* **Given task**:
Return all lines that include the string "Nacional".

* **Extracted information**:

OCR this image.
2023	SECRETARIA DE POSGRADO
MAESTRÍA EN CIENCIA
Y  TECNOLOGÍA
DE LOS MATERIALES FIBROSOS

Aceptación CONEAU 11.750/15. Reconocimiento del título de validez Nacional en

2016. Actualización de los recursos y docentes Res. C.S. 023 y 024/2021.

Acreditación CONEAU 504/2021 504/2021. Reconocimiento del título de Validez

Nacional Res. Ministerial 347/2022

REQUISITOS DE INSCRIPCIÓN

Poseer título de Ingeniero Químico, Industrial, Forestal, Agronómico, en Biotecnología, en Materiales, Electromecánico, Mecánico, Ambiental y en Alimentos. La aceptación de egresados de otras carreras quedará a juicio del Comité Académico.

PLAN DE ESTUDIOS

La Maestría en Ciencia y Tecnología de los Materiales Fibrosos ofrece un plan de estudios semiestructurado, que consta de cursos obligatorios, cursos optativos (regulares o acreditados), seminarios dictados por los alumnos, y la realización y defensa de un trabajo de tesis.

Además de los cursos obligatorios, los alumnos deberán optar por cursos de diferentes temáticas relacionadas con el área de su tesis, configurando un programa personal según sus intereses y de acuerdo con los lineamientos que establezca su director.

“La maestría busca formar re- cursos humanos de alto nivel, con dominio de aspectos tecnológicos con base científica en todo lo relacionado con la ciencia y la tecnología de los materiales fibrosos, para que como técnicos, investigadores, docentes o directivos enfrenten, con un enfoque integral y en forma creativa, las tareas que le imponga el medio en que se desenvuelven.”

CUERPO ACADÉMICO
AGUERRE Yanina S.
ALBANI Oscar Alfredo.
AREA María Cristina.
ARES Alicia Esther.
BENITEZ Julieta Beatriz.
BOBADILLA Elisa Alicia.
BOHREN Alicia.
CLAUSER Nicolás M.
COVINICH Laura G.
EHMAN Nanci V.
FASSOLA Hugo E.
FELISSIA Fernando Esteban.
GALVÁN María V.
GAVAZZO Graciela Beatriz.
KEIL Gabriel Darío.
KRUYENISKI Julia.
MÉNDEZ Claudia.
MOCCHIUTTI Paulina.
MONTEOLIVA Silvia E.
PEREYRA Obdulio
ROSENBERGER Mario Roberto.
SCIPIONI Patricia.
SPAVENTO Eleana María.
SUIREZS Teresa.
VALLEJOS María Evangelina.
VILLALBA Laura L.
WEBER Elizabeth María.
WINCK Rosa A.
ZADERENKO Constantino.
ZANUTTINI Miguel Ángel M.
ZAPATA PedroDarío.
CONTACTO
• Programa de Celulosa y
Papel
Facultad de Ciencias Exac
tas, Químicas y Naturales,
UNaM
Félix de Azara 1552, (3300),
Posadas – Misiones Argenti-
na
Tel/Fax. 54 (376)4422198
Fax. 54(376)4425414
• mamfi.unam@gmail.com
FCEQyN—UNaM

* **Exercise solution**:
Aceptación CONEAU 11.750/15. Reconocimiento del título de validez Nacional en
Nacional Res. Ministerial 347/2022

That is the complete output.